WHAT YOU HAVE TO DO.
Every line below that contains "Lubień" is to be copied.
-------- ENTRIES --------
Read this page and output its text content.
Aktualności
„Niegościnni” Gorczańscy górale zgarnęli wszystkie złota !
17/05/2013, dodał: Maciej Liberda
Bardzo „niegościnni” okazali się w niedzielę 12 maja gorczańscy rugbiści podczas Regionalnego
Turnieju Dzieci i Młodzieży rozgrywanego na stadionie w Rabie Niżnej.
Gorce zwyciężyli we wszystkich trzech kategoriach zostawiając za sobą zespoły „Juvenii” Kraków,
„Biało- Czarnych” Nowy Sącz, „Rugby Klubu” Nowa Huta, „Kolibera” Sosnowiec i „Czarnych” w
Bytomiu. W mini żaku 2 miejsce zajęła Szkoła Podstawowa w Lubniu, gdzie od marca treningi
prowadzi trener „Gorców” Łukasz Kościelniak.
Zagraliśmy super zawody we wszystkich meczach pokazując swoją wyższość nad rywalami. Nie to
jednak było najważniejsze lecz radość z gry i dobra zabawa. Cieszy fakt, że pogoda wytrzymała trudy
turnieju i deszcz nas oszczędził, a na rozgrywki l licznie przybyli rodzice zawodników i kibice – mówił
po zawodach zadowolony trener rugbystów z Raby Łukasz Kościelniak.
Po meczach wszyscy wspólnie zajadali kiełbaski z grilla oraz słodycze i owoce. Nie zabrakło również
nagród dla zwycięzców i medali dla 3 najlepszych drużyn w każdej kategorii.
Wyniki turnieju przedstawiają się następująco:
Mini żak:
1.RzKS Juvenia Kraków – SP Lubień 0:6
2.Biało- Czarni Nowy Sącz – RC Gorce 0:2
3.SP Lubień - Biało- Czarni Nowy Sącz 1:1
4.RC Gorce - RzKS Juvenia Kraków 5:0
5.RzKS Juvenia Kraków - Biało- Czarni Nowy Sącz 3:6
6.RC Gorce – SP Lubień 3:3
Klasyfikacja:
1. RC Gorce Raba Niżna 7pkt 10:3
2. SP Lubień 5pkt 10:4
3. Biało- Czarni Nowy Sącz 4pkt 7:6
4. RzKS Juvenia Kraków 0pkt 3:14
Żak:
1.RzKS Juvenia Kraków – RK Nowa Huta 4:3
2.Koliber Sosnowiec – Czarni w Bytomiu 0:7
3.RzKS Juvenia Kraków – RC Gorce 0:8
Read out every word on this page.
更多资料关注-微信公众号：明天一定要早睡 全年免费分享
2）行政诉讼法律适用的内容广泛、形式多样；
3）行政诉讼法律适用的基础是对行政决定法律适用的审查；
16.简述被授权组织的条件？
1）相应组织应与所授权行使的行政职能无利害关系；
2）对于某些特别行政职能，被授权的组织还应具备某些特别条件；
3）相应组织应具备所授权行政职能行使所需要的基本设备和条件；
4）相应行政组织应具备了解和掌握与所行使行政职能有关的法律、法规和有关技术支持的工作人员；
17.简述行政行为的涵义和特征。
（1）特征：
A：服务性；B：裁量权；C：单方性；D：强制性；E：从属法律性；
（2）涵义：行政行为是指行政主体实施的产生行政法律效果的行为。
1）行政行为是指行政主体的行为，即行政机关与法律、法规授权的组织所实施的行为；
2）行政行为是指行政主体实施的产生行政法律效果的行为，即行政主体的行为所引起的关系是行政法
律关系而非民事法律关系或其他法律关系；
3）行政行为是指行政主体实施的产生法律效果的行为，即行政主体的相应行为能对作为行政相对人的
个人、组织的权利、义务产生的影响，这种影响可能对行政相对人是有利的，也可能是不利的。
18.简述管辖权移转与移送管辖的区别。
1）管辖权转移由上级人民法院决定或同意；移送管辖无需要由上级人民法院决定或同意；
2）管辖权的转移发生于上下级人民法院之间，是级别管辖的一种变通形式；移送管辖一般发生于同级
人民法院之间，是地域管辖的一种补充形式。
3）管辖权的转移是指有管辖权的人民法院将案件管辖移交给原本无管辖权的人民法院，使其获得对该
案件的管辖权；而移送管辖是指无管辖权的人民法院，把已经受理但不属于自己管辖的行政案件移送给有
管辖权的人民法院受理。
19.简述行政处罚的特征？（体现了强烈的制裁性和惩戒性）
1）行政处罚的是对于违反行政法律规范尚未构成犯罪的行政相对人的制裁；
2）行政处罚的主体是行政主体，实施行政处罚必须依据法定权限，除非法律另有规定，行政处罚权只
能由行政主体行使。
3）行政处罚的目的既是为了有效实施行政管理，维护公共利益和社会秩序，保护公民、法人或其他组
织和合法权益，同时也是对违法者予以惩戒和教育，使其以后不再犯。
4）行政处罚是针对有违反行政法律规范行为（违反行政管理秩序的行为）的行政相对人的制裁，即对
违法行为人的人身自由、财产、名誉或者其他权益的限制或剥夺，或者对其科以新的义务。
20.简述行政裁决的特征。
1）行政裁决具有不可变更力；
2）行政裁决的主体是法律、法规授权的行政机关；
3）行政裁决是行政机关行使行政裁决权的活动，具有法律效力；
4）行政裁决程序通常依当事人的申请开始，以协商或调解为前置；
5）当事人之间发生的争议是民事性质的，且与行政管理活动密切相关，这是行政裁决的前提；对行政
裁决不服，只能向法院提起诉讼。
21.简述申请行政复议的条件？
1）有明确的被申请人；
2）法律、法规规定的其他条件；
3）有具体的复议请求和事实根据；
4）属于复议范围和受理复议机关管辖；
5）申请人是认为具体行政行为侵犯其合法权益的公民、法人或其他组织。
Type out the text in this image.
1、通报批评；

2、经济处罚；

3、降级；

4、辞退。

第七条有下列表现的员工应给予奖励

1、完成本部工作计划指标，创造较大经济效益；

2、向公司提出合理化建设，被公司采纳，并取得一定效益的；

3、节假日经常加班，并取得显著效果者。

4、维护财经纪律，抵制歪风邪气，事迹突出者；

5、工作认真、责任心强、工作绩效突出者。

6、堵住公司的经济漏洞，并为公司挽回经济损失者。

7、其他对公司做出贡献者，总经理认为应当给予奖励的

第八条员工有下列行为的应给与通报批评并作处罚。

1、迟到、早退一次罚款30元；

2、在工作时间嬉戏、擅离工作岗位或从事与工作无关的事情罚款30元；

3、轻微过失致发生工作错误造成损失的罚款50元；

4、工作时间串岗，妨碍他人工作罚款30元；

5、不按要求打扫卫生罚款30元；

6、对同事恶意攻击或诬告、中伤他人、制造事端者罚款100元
--------
SOLUTION.
1.RzKS Juvenia Kraków – SP Lubień 0:6
3.SP Lubień - Biało- Czarni Nowy Sącz 1:1
6.RC Gorce – SP Lubień 3:3
2. SP Lubień 5pkt 10:4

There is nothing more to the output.